▸ **Listed entries**:
## start
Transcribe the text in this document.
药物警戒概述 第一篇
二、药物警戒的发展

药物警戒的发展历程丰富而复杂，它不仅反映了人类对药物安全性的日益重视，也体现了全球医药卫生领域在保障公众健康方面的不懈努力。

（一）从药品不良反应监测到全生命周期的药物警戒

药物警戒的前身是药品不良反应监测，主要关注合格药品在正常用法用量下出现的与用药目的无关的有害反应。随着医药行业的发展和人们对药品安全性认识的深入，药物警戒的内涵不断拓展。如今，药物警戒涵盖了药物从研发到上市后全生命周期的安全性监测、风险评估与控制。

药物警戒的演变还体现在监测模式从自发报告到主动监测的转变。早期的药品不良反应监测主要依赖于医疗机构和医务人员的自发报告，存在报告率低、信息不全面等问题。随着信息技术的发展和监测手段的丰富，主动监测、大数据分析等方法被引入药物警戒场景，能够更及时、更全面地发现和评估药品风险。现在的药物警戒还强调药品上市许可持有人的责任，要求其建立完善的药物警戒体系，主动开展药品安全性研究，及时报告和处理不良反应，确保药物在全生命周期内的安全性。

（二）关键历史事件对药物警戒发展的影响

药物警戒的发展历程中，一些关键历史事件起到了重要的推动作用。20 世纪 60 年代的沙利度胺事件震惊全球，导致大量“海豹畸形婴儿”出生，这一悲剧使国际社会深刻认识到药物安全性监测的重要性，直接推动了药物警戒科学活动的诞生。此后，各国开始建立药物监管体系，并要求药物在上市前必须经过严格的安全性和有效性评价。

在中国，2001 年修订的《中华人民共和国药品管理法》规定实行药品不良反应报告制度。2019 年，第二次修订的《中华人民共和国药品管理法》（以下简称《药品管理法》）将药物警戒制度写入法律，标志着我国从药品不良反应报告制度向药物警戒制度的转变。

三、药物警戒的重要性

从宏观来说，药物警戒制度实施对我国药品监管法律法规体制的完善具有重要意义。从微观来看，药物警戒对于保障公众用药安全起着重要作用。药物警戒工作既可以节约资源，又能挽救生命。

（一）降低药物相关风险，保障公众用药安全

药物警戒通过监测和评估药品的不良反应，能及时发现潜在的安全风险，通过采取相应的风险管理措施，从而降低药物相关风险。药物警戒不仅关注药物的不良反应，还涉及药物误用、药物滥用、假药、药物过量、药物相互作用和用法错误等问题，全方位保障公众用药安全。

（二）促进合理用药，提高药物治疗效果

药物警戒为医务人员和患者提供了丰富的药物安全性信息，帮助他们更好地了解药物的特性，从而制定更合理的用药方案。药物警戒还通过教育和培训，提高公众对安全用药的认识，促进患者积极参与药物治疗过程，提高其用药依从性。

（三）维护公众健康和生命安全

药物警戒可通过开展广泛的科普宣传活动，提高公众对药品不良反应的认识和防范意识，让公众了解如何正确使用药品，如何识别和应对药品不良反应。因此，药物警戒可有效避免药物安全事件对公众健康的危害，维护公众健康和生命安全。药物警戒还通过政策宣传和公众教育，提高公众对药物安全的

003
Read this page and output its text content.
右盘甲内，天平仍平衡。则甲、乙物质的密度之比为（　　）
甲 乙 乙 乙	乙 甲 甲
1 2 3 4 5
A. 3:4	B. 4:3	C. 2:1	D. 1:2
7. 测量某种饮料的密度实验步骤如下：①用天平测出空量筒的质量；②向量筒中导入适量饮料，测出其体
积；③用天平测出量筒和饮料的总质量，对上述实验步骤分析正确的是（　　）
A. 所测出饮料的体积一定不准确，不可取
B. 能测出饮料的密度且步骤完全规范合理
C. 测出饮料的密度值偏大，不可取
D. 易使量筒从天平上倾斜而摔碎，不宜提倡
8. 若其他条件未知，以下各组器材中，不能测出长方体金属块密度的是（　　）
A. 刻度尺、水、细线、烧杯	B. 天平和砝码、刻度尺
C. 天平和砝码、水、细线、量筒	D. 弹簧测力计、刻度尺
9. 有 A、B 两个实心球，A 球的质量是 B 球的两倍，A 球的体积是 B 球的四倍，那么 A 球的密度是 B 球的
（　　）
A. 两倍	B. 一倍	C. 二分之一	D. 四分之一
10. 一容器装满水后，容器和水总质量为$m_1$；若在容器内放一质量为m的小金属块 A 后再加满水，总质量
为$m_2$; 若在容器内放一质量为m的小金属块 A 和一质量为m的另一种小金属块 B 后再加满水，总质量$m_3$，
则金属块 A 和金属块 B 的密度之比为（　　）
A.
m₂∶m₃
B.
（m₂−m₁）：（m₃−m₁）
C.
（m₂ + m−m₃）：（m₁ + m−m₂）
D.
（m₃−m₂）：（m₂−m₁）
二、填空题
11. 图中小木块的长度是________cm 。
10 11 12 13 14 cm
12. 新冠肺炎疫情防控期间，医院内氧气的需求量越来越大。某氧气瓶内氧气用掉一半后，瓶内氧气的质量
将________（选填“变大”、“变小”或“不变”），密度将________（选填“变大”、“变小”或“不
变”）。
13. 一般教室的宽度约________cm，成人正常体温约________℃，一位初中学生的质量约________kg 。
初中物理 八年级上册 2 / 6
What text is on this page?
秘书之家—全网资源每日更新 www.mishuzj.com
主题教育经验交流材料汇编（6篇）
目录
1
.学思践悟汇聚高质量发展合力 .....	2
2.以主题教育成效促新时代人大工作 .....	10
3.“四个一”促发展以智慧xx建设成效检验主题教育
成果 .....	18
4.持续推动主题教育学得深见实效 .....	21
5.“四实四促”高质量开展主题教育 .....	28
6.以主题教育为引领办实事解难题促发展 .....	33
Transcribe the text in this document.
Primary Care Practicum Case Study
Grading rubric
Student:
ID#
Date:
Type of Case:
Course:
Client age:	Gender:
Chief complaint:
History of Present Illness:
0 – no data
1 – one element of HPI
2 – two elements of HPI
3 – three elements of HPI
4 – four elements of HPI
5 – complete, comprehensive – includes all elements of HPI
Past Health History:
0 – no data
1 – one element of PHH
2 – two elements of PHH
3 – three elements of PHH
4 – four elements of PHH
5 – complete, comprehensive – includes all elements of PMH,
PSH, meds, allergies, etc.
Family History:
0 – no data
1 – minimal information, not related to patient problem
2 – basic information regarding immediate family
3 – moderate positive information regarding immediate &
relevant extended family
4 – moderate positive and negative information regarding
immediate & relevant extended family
## end
▸ **Set exercise**:
Word for word, restate all of the data shown above.

▸ **Written solution**:
Transcribe the text in this document.
药物警戒概述 第一篇
二、药物警戒的发展

药物警戒的发展历程丰富而复杂，它不仅反映了人类对药物安全性的日益重视，也体现了全球医药卫生领域在保障公众健康方面的不懈努力。

（一）从药品不良反应监测到全生命周期的药物警戒

药物警戒的前身是药品不良反应监测，主要关注合格药品在正常用法用量下出现的与用药目的无关的有害反应。随着医药行业的发展和人们对药品安全性认识的深入，药物警戒的内涵不断拓展。如今，药物警戒涵盖了药物从研发到上市后全生命周期的安全性监测、风险评估与控制。

药物警戒的演变还体现在监测模式从自发报告到主动监测的转变。早期的药品不良反应监测主要依赖于医疗机构和医务人员的自发报告，存在报告率低、信息不全面等问题。随着信息技术的发展和监测手段的丰富，主动监测、大数据分析等方法被引入药物警戒场景，能够更及时、更全面地发现和评估药品风险。现在的药物警戒还强调药品上市许可持有人的责任，要求其建立完善的药物警戒体系，主动开展药品安全性研究，及时报告和处理不良反应，确保药物在全生命周期内的安全性。

（二）关键历史事件对药物警戒发展的影响

药物警戒的发展历程中，一些关键历史事件起到了重要的推动作用。20 世纪 60 年代的沙利度胺事件震惊全球，导致大量“海豹畸形婴儿”出生，这一悲剧使国际社会深刻认识到药物安全性监测的重要性，直接推动了药物警戒科学活动的诞生。此后，各国开始建立药物监管体系，并要求药物在上市前必须经过严格的安全性和有效性评价。

在中国，2001 年修订的《中华人民共和国药品管理法》规定实行药品不良反应报告制度。2019 年，第二次修订的《中华人民共和国药品管理法》（以下简称《药品管理法》）将药物警戒制度写入法律，标志着我国从药品不良反应报告制度向药物警戒制度的转变。

三、药物警戒的重要性

从宏观来说，药物警戒制度实施对我国药品监管法律法规体制的完善具有重要意义。从微观来看，药物警戒对于保障公众用药安全起着重要作用。药物警戒工作既可以节约资源，又能挽救生命。

（一）降低药物相关风险，保障公众用药安全

药物警戒通过监测和评估药品的不良反应，能及时发现潜在的安全风险，通过采取相应的风险管理措施，从而降低药物相关风险。药物警戒不仅关注药物的不良反应，还涉及药物误用、药物滥用、假药、药物过量、药物相互作用和用法错误等问题，全方位保障公众用药安全。

（二）促进合理用药，提高药物治疗效果

药物警戒为医务人员和患者提供了丰富的药物安全性信息，帮助他们更好地了解药物的特性，从而制定更合理的用药方案。药物警戒还通过教育和培训，提高公众对安全用药的认识，促进患者积极参与药物治疗过程，提高其用药依从性。

（三）维护公众健康和生命安全

药物警戒可通过开展广泛的科普宣传活动，提高公众对药品不良反应的认识和防范意识，让公众了解如何正确使用药品，如何识别和应对药品不良反应。因此，药物警戒可有效避免药物安全事件对公众健康的危害，维护公众健康和生命安全。药物警戒还通过政策宣传和公众教育，提高公众对药物安全的

003
Read this page and output its text content.
右盘甲内，天平仍平衡。则甲、乙物质的密度之比为（　　）
甲 乙 乙 乙	乙 甲 甲
1 2 3 4 5
A. 3:4	B. 4:3	C. 2:1	D. 1:2
7. 测量某种饮料的密度实验步骤如下：①用天平测出空量筒的质量；②向量筒中导入适量饮料，测出其体
积；③用天平测出量筒和饮料的总质量，对上述实验步骤分析正确的是（　　）
A. 所测出饮料的体积一定不准确，不可取
B. 能测出饮料的密度且步骤完全规范合理
C. 测出饮料的密度值偏大，不可取
D. 易使量筒从天平上倾斜而摔碎，不宜提倡
8. 若其他条件未知，以下各组器材中，不能测出长方体金属块密度的是（　　）
A. 刻度尺、水、细线、烧杯	B. 天平和砝码、刻度尺
C. 天平和砝码、水、细线、量筒	D. 弹簧测力计、刻度尺
9. 有 A、B 两个实心球，A 球的质量是 B 球的两倍，A 球的体积是 B 球的四倍，那么 A 球的密度是 B 球的
（　　）
A. 两倍	B. 一倍	C. 二分之一	D. 四分之一
10. 一容器装满水后，容器和水总质量为$m_1$；若在容器内放一质量为m的小金属块 A 后再加满水，总质量
为$m_2$; 若在容器内放一质量为m的小金属块 A 和一质量为m的另一种小金属块 B 后再加满水，总质量$m_3$，
则金属块 A 和金属块 B 的密度之比为（　　）
A.
m₂∶m₃
B.
（m₂−m₁）：（m₃−m₁）
C.
（m₂ + m−m₃）：（m₁ + m−m₂）
D.
（m₃−m₂）：（m₂−m₁）
二、填空题
11. 图中小木块的长度是________cm 。
10 11 12 13 14 cm
12. 新冠肺炎疫情防控期间，医院内氧气的需求量越来越大。某氧气瓶内氧气用掉一半后，瓶内氧气的质量
将________（选填“变大”、“变小”或“不变”），密度将________（选填“变大”、“变小”或“不
变”）。
13. 一般教室的宽度约________cm，成人正常体温约________℃，一位初中学生的质量约________kg 。
初中物理 八年级上册 2 / 6
What text is on this page?
秘书之家—全网资源每日更新 www.mishuzj.com
主题教育经验交流材料汇编（6篇）
目录
1
.学思践悟汇聚高质量发展合力 .....	2
2.以主题教育成效促新时代人大工作 .....	10
3.“四个一”促发展以智慧xx建设成效检验主题教育
成果 .....	18
4.持续推动主题教育学得深见实效 .....	21
5.“四实四促”高质量开展主题教育 .....	28
6.以主题教育为引领办实事解难题促发展 .....	33
Transcribe the text in this document.
Primary Care Practicum Case Study
Grading rubric
Student:
ID#
Date:
Type of Case:
Course:
Client age:	Gender:
Chief complaint:
History of Present Illness:
0 – no data
1 – one element of HPI
2 – two elements of HPI
3 – three elements of HPI
4 – four elements of HPI
5 – complete, comprehensive – includes all elements of HPI
Past Health History:
0 – no data
1 – one element of PHH
2 – two elements of PHH
3 – three elements of PHH
4 – four elements of PHH
5 – complete, comprehensive – includes all elements of PMH,
PSH, meds, allergies, etc.
Family History:
0 – no data
1 – minimal information, not related to patient problem
2 – basic information regarding immediate family
3 – moderate positive information regarding immediate &
relevant extended family
4 – moderate positive and negative information regarding
immediate & relevant extended family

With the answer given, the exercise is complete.